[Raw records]
- - - -

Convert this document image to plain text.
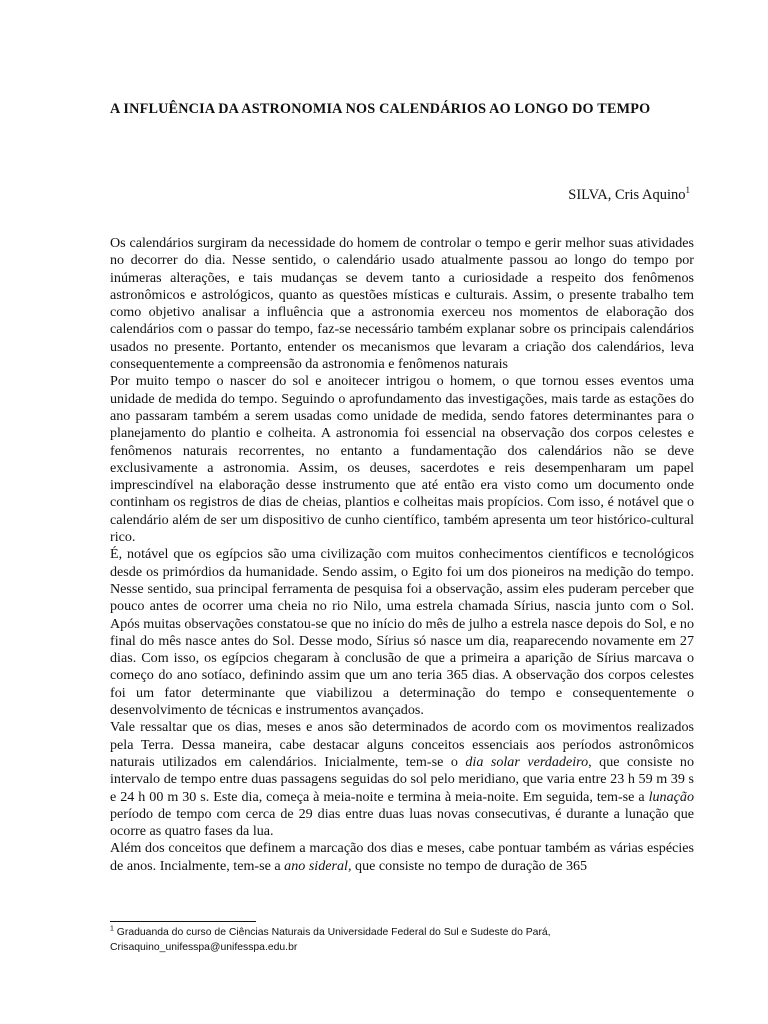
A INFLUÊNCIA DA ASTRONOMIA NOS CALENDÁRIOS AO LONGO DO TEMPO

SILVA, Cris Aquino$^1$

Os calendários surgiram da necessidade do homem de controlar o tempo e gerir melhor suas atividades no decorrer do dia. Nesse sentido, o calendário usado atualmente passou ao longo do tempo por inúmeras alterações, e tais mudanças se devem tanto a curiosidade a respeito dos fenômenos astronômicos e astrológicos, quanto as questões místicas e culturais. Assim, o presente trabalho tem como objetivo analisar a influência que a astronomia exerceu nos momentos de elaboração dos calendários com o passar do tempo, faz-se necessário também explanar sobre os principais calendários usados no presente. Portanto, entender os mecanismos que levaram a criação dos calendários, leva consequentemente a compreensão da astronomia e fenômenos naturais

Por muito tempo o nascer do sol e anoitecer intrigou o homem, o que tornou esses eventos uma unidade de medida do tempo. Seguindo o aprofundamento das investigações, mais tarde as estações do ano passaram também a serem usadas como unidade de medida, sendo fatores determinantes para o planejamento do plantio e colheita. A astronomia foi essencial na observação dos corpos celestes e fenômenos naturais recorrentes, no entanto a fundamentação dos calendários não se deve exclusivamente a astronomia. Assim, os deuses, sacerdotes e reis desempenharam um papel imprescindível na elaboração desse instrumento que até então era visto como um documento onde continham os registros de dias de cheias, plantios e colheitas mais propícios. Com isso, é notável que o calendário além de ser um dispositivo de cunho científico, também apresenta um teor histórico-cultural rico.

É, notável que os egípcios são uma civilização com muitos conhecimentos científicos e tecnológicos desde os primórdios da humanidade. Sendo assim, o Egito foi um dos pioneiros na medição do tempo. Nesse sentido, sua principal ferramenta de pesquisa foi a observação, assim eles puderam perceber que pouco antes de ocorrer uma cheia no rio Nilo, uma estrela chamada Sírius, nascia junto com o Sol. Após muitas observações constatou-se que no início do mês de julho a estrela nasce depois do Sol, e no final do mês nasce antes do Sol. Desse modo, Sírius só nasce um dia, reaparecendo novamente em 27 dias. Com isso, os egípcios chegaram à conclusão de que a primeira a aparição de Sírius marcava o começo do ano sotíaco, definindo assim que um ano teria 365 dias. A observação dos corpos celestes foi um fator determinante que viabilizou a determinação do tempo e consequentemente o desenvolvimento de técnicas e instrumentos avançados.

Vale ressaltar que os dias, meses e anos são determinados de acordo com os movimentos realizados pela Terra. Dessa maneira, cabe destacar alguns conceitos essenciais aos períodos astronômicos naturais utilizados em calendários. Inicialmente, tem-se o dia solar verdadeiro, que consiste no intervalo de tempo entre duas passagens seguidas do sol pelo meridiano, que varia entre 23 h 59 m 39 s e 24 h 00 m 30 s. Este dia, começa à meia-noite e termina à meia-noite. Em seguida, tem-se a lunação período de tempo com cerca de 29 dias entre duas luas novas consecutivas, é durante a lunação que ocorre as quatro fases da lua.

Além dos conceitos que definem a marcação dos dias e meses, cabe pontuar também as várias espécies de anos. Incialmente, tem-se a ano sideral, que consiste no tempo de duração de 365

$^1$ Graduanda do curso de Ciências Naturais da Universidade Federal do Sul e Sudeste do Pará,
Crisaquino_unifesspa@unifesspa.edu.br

- - - -

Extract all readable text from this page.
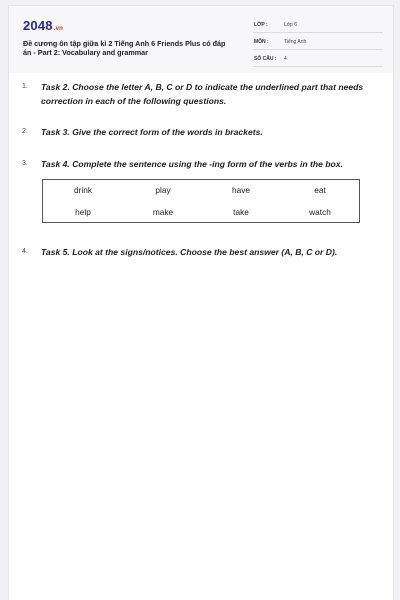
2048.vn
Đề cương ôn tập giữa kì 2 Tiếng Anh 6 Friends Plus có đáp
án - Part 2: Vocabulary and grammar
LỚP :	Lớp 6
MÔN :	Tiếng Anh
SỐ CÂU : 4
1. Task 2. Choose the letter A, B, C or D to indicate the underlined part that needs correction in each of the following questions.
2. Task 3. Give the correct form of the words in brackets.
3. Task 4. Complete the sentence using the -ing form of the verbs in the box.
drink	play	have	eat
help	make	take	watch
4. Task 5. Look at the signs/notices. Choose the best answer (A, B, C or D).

- - - -

Exercise description:
Write only the number of lines in the records that include the word "this".

Solution to the exercise:
2